--- Written problem ---
Extract each line of the data and write it out again exactly.

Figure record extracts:
────
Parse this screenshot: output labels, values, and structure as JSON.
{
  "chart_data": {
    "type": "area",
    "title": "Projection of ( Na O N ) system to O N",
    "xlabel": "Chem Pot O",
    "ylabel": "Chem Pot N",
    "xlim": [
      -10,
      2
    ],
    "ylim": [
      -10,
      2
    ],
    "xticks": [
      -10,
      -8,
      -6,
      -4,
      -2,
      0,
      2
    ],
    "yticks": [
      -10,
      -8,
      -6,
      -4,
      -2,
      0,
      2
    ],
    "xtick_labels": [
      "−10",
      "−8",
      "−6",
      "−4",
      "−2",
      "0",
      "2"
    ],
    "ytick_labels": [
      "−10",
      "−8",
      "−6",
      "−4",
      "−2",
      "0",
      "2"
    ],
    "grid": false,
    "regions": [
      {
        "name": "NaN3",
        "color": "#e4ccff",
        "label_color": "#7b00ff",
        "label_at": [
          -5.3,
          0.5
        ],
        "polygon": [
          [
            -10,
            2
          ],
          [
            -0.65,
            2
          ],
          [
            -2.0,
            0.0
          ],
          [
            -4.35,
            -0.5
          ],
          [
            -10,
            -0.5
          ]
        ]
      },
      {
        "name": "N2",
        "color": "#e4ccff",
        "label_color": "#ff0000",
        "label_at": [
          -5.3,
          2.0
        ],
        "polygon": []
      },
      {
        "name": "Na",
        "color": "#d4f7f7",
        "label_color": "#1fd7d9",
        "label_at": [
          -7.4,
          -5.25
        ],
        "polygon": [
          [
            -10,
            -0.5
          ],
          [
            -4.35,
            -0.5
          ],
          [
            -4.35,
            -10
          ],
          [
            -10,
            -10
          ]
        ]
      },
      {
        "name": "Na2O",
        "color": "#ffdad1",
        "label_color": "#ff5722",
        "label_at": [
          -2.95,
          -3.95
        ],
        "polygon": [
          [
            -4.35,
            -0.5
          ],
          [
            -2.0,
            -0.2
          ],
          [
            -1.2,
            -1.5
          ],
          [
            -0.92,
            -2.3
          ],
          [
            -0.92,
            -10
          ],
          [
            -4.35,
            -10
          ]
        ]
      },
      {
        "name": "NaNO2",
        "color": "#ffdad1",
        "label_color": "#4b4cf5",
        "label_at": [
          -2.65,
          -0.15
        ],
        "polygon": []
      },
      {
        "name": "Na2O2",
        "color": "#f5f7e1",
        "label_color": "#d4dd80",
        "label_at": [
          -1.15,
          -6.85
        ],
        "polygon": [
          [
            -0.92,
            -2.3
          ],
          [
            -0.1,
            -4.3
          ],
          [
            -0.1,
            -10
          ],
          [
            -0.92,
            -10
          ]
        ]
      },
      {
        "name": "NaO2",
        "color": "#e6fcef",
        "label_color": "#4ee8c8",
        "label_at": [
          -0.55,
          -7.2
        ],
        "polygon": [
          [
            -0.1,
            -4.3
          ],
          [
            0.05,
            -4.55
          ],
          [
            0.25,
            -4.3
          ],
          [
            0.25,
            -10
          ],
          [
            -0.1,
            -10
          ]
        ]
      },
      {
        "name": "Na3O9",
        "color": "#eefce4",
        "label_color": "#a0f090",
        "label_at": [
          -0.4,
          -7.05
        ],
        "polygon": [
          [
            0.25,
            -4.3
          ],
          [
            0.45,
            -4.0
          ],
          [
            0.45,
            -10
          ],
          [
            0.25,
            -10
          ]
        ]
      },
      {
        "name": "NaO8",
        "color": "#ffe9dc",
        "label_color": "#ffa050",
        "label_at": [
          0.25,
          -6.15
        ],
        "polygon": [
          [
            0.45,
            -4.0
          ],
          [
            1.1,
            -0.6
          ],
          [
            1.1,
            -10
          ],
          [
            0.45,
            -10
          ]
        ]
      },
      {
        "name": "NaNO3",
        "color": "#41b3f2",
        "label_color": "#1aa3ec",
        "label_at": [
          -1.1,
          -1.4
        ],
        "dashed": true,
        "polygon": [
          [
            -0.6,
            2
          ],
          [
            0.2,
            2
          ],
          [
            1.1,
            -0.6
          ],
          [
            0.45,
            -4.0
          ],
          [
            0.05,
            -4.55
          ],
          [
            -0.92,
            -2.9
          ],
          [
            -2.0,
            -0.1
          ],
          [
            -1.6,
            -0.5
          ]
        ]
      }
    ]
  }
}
────
--- Task response ---
Parse this screenshot: output labels, values, and structure as JSON.
{
  "chart_data": {
    "type": "area",
    "title": "Projection of ( Na O N ) system to O N",
    "xlabel": "Chem Pot O",
    "ylabel": "Chem Pot N",
    "xlim": [
      -10,
      2
    ],
    "ylim": [
      -10,
      2
    ],
    "xticks": [
      -10,
      -8,
      -6,
      -4,
      -2,
      0,
      2
    ],
    "yticks": [
      -10,
      -8,
      -6,
      -4,
      -2,
      0,
      2
    ],
    "xtick_labels": [
      "−10",
      "−8",
      "−6",
      "−4",
      "−2",
      "0",
      "2"
    ],
    "ytick_labels": [
      "−10",
      "−8",
      "−6",
      "−4",
      "−2",
      "0",
      "2"
    ],
    "grid": false,
    "regions": [
      {
        "name": "NaN3",
        "color": "#e4ccff",
        "label_color": "#7b00ff",
        "label_at": [
          -5.3,
          0.5
        ],
        "polygon": [
          [
            -10,
            2
          ],
          [
            -0.65,
            2
          ],
          [
            -2.0,
            0.0
          ],
          [
            -4.35,
            -0.5
          ],
          [
            -10,
            -0.5
          ]
        ]
      },
      {
        "name": "N2",
        "color": "#e4ccff",
        "label_color": "#ff0000",
        "label_at": [
          -5.3,
          2.0
        ],
        "polygon": []
      },
      {
        "name": "Na",
        "color": "#d4f7f7",
        "label_color": "#1fd7d9",
        "label_at": [
          -7.4,
          -5.25
        ],
        "polygon": [
          [
            -10,
            -0.5
          ],
          [
            -4.35,
            -0.5
          ],
          [
            -4.35,
            -10
          ],
          [
            -10,
            -10
          ]
        ]
      },
      {
        "name": "Na2O",
        "color": "#ffdad1",
        "label_color": "#ff5722",
        "label_at": [
          -2.95,
          -3.95
        ],
        "polygon": [
          [
            -4.35,
            -0.5
          ],
          [
            -2.0,
            -0.2
          ],
          [
            -1.2,
            -1.5
          ],
          [
            -0.92,
            -2.3
          ],
          [
            -0.92,
            -10
          ],
          [
            -4.35,
            -10
          ]
        ]
      },
      {
        "name": "NaNO2",
        "color": "#ffdad1",
        "label_color": "#4b4cf5",
        "label_at": [
          -2.65,
          -0.15
        ],
        "polygon": []
      },
      {
        "name": "Na2O2",
        "color": "#f5f7e1",
        "label_color": "#d4dd80",
        "label_at": [
          -1.15,
          -6.85
        ],
        "polygon": [
          [
            -0.92,
            -2.3
          ],
          [
            -0.1,
            -4.3
          ],
          [
            -0.1,
            -10
          ],
          [
            -0.92,
            -10
          ]
        ]
      },
      {
        "name": "NaO2",
        "color": "#e6fcef",
        "label_color": "#4ee8c8",
        "label_at": [
          -0.55,
          -7.2
        ],
        "polygon": [
          [
            -0.1,
            -4.3
          ],
          [
            0.05,
            -4.55
          ],
          [
            0.25,
            -4.3
          ],
          [
            0.25,
            -10
          ],
          [
            -0.1,
            -10
          ]
        ]
      },
      {
        "name": "Na3O9",
        "color": "#eefce4",
        "label_color": "#a0f090",
        "label_at": [
          -0.4,
          -7.05
        ],
        "polygon": [
          [
            0.25,
            -4.3
          ],
          [
            0.45,
            -4.0
          ],
          [
            0.45,
            -10
          ],
          [
            0.25,
            -10
          ]
        ]
      },
      {
        "name": "NaO8",
        "color": "#ffe9dc",
        "label_color": "#ffa050",
        "label_at": [
          0.25,
          -6.15
        ],
        "polygon": [
          [
            0.45,
            -4.0
          ],
          [
            1.1,
            -0.6
          ],
          [
            1.1,
            -10
          ],
          [
            0.45,
            -10
          ]
        ]
      },
      {
        "name": "NaNO3",
        "color": "#41b3f2",
        "label_color": "#1aa3ec",
        "label_at": [
          -1.1,
          -1.4
        ],
        "dashed": true,
        "polygon": [
          [
            -0.6,
            2
          ],
          [
            0.2,
            2
          ],
          [
            1.1,
            -0.6
          ],
          [
            0.45,
            -4.0
          ],
          [
            0.05,
            -4.55
          ],
          [
            -0.92,
            -2.9
          ],
          [
            -2.0,
            -0.1
          ],
          [
            -1.6,
            -0.5
          ]
        ]
      }
    ]
  }
}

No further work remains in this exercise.